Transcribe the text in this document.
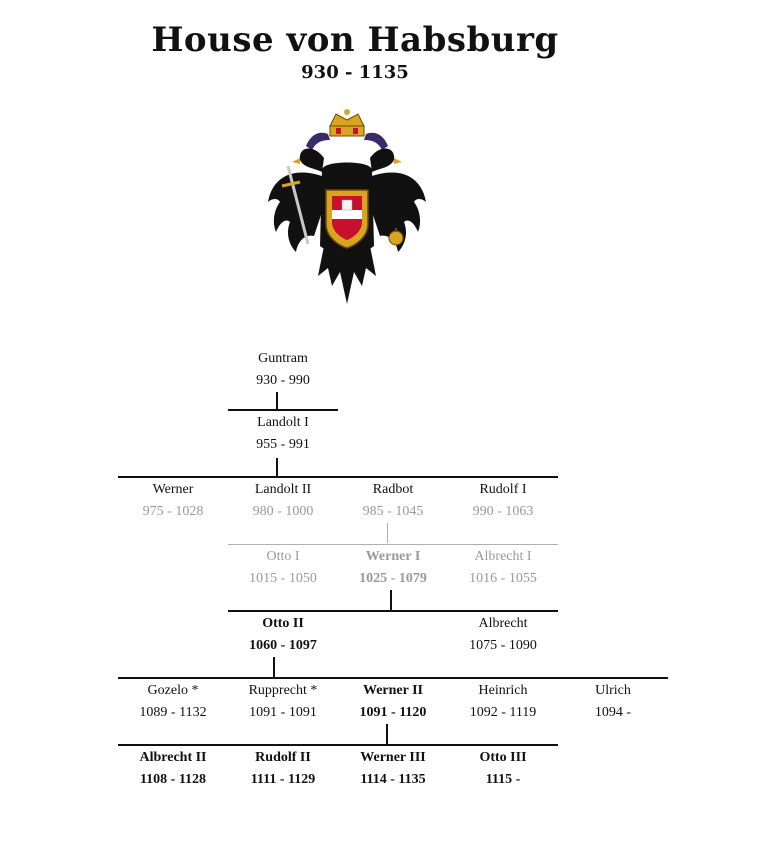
House von Habsburg
930 - 1135
Guntram
930 - 990
Landolt I
955 - 991
Werner
975 - 1028
Landolt II
980 - 1000
Radbot
985 - 1045
Rudolf I
990 - 1063
Otto I
1015 - 1050
Werner I
1025 - 1079
Albrecht I
1016 - 1055
Otto II
1060 - 1097
Albrecht
1075 - 1090
Gozelo *
1089 - 1132
Rupprecht *
1091 - 1091
Werner II
1091 - 1120
Heinrich
1092 - 1119
Ulrich
1094 -
Albrecht II
1108 - 1128
Rudolf II
1111 - 1129
Werner III
1114 - 1135
Otto III
1115 -
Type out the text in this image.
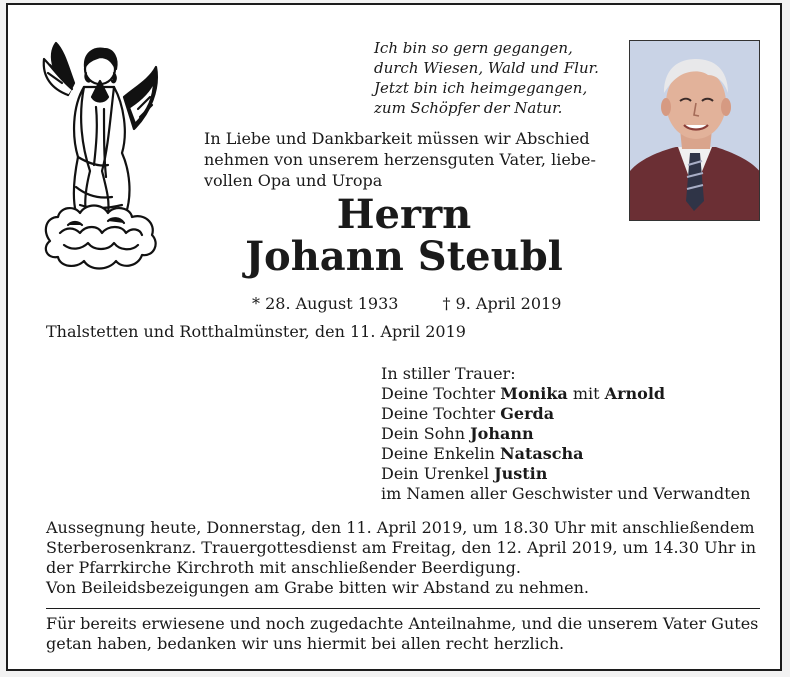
Ich bin so gern gegangen,
durch Wiesen, Wald und Flur.
Jetzt bin ich heimgegangen,
zum Schöpfer der Natur.
In Liebe und Dankbarkeit müssen wir Abschied
nehmen von unserem herzensguten Vater, liebe-
vollen Opa und Uropa
Herrn
Johann Steubl
* 28. August 1933	† 9. April 2019
Thalstetten und Rotthalmünster, den 11. April 2019
In stiller Trauer:
Deine Tochter Monika mit Arnold
Deine Tochter Gerda
Dein Sohn Johann
Deine Enkelin Natascha
Dein Urenkel Justin
im Namen aller Geschwister und Verwandten
Aussegnung heute, Donnerstag, den 11. April 2019, um 18.30 Uhr mit anschließendem
Sterberosenkranz. Trauergottesdienst am Freitag, den 12. April 2019, um 14.30 Uhr in
der Pfarrkirche Kirchroth mit anschließender Beerdigung.
Von Beileidsbezeigungen am Grabe bitten wir Abstand zu nehmen.
Für bereits erwiesene und noch zugedachte Anteilnahme, und die unserem Vater Gutes
getan haben, bedanken wir uns hiermit bei allen recht herzlich.
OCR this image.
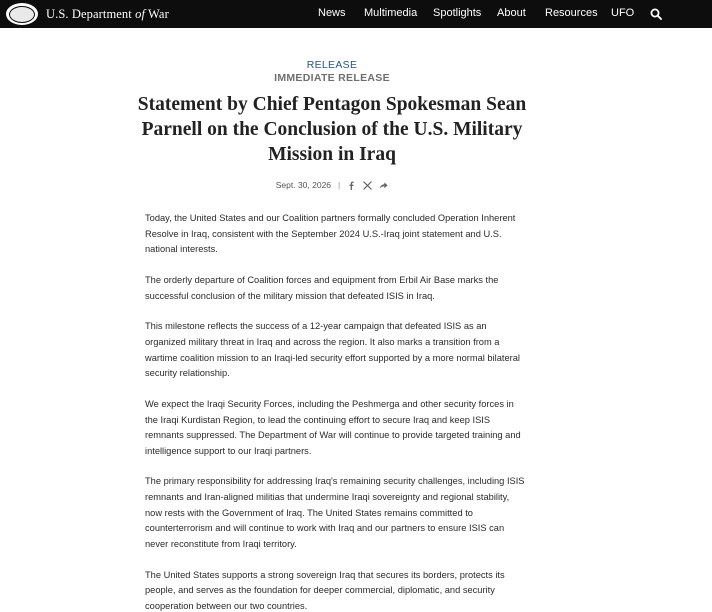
U.S. Department of War	News Multimedia Spotlights About Resources UFO
RELEASE
IMMEDIATE RELEASE
Statement by Chief Pentagon Spokesman Sean Parnell on the Conclusion of the U.S. Military Mission in Iraq
Sept. 30, 2026 |

Today, the United States and our Coalition partners formally concluded Operation Inherent Resolve in Iraq, consistent with the September 2024 U.S.-Iraq joint statement and U.S. national interests.

The orderly departure of Coalition forces and equipment from Erbil Air Base marks the successful conclusion of the military mission that defeated ISIS in Iraq.

This milestone reflects the success of a 12-year campaign that defeated ISIS as an organized military threat in Iraq and across the region. It also marks a transition from a wartime coalition mission to an Iraqi-led security effort supported by a more normal bilateral security relationship.

We expect the Iraqi Security Forces, including the Peshmerga and other security forces in the Iraqi Kurdistan Region, to lead the continuing effort to secure Iraq and keep ISIS remnants suppressed. The Department of War will continue to provide targeted training and intelligence support to our Iraqi partners.

The primary responsibility for addressing Iraq's remaining security challenges, including ISIS remnants and Iran-aligned militias that undermine Iraqi sovereignty and regional stability, now rests with the Government of Iraq. The United States remains committed to counterterrorism and will continue to work with Iraq and our partners to ensure ISIS can never reconstitute from Iraqi territory.

The United States supports a strong sovereign Iraq that secures its borders, protects its people, and serves as the foundation for deeper commercial, diplomatic, and security cooperation between our two countries.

──────────────────────────────

* _Instructions to follow_: Extract every line from the records above that contains the word "text".

* _The answer_:
Transcribe the text in this document.
Type out the text in this image.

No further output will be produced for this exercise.